START Listed entries
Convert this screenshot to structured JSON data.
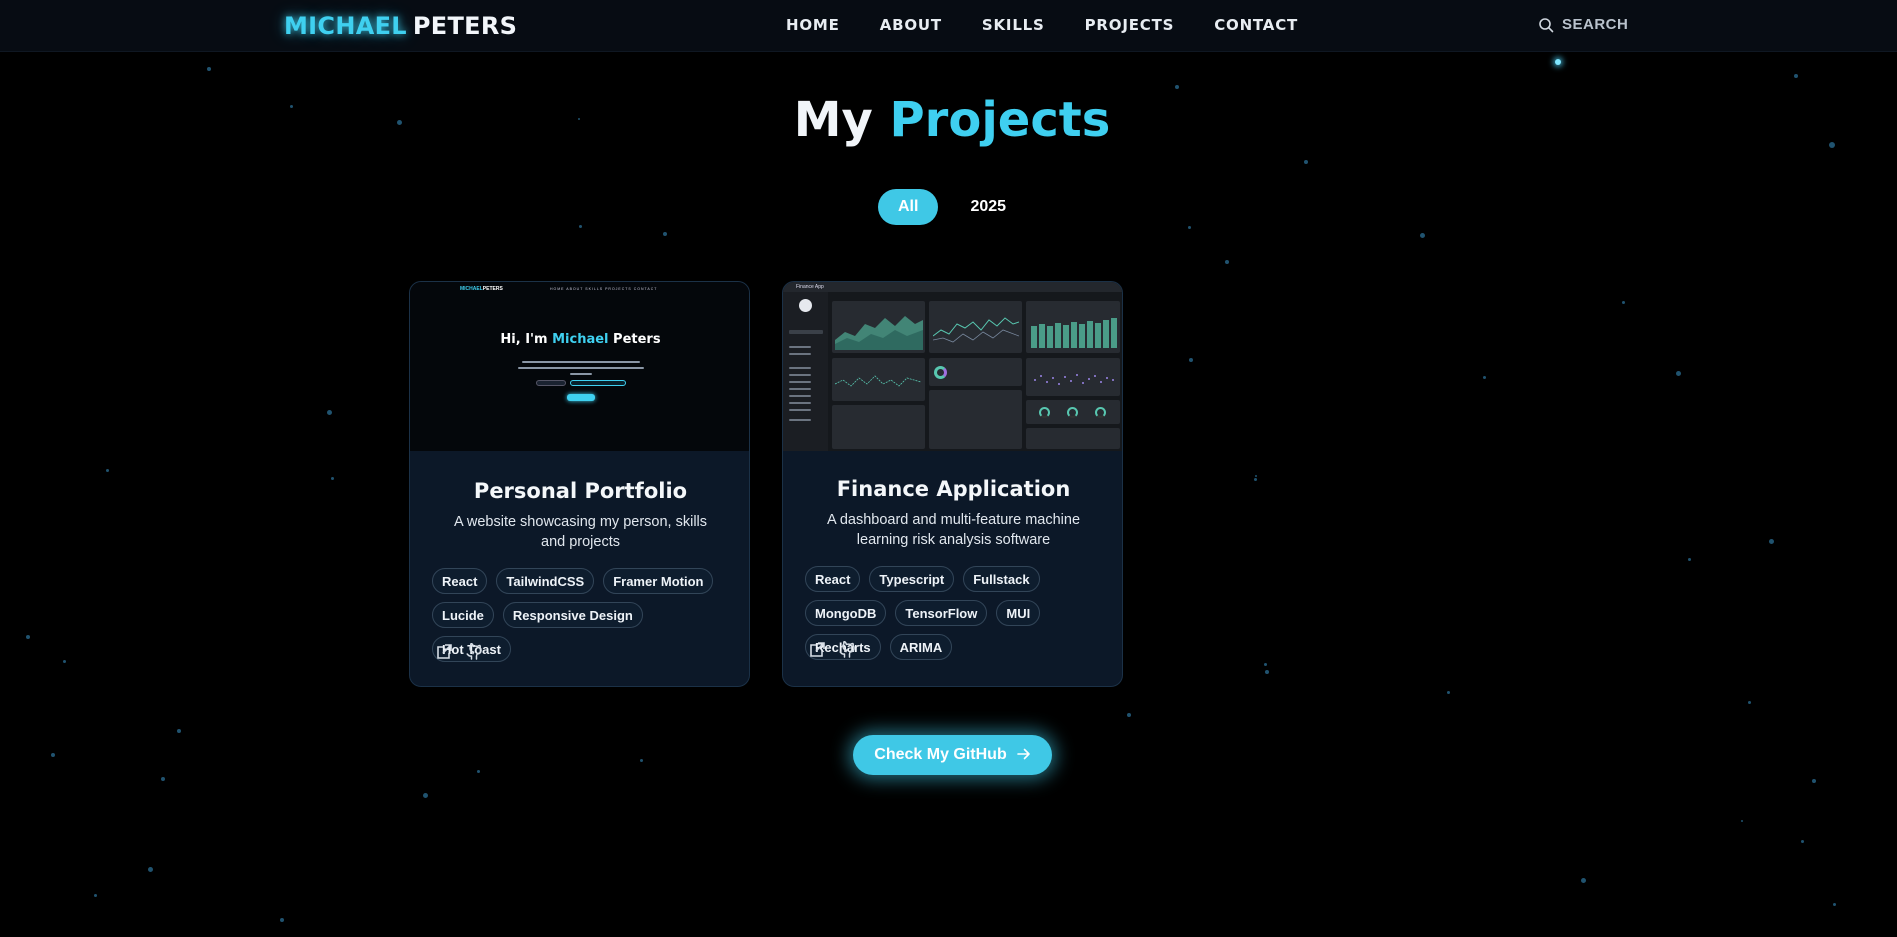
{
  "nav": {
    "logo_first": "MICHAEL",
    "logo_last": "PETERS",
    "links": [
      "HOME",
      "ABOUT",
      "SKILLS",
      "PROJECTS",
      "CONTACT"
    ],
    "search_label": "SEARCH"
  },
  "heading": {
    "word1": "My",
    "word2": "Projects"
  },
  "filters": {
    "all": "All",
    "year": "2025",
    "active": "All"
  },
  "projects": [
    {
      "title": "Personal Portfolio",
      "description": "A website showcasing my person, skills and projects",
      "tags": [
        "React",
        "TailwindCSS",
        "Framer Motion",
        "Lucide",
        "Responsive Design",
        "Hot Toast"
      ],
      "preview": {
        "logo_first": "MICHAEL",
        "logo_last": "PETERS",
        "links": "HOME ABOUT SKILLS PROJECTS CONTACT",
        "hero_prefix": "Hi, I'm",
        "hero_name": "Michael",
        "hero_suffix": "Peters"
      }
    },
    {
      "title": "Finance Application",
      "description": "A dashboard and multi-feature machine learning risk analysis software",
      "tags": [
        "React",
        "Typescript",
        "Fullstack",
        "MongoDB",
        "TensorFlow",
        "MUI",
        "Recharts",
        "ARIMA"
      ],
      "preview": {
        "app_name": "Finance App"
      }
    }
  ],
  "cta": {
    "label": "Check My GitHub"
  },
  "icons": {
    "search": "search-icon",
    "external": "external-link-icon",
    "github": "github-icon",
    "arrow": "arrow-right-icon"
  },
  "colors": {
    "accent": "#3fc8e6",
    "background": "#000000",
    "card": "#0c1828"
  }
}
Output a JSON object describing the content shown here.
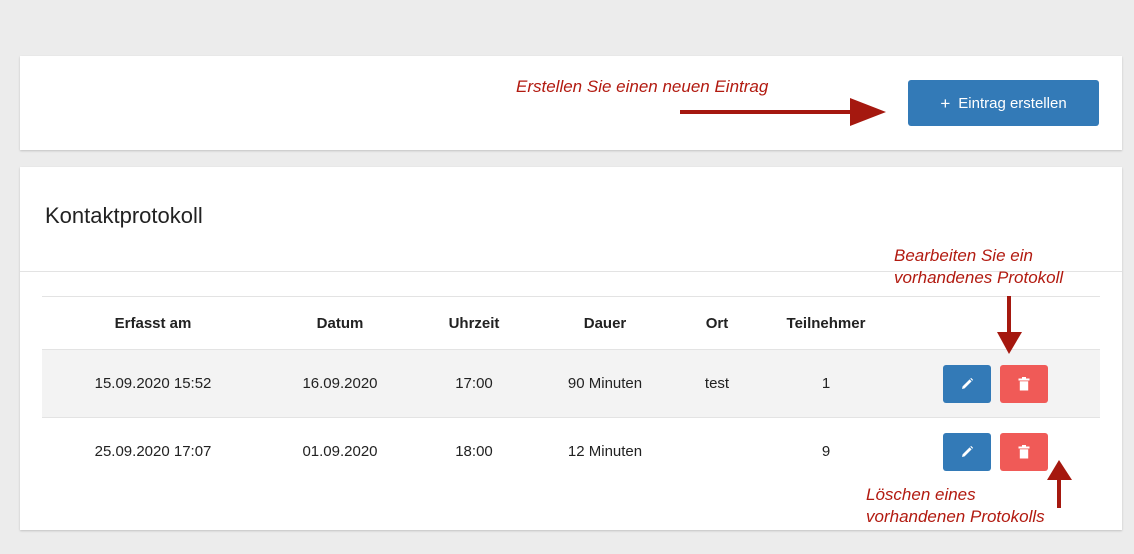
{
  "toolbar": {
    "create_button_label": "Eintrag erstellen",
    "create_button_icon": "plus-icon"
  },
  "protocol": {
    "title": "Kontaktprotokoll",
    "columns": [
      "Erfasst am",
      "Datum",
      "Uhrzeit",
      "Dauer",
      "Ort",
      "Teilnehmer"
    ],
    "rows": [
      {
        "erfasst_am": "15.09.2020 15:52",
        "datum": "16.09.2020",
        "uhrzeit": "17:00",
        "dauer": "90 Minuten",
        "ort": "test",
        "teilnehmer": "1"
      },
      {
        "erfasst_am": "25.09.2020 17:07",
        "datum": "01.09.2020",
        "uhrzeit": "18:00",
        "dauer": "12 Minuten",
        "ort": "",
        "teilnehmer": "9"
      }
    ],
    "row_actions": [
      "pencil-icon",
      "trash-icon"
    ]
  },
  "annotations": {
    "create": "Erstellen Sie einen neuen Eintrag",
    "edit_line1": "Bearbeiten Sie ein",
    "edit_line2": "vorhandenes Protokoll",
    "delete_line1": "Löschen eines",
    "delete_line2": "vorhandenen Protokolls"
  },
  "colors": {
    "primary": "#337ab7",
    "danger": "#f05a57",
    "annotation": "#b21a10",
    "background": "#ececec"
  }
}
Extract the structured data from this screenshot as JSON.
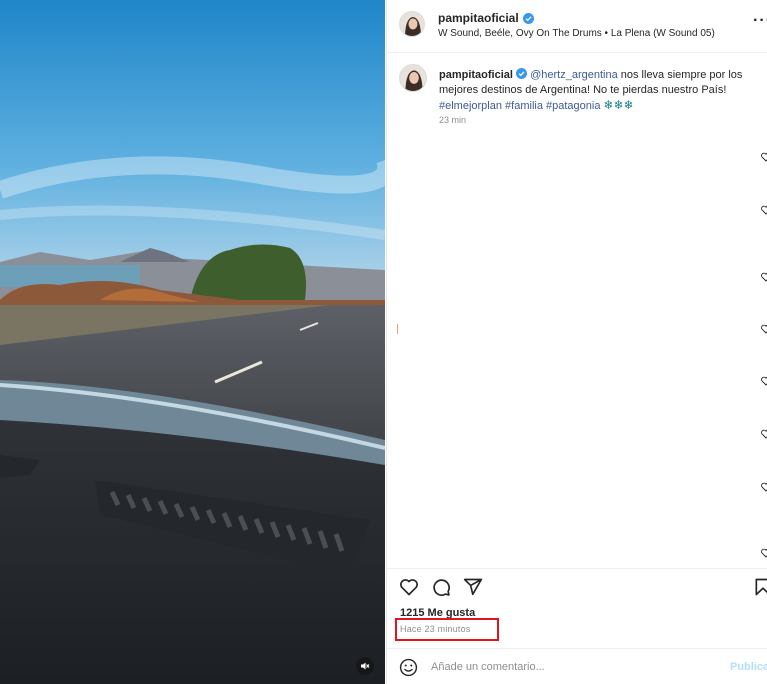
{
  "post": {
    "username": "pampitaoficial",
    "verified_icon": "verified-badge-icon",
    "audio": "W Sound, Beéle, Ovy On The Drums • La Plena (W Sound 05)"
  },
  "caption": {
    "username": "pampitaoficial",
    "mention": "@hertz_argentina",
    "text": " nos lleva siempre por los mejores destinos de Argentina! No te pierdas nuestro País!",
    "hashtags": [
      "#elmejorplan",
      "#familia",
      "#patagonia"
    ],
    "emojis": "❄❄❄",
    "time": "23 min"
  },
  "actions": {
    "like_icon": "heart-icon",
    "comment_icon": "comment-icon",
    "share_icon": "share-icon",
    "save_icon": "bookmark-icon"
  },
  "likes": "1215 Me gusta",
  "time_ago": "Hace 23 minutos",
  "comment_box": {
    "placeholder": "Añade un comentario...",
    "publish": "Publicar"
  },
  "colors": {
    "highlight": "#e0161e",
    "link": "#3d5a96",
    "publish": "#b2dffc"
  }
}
END Listed entries
Provide the number of lines containing the string "links", with no other output.

• **The output**
2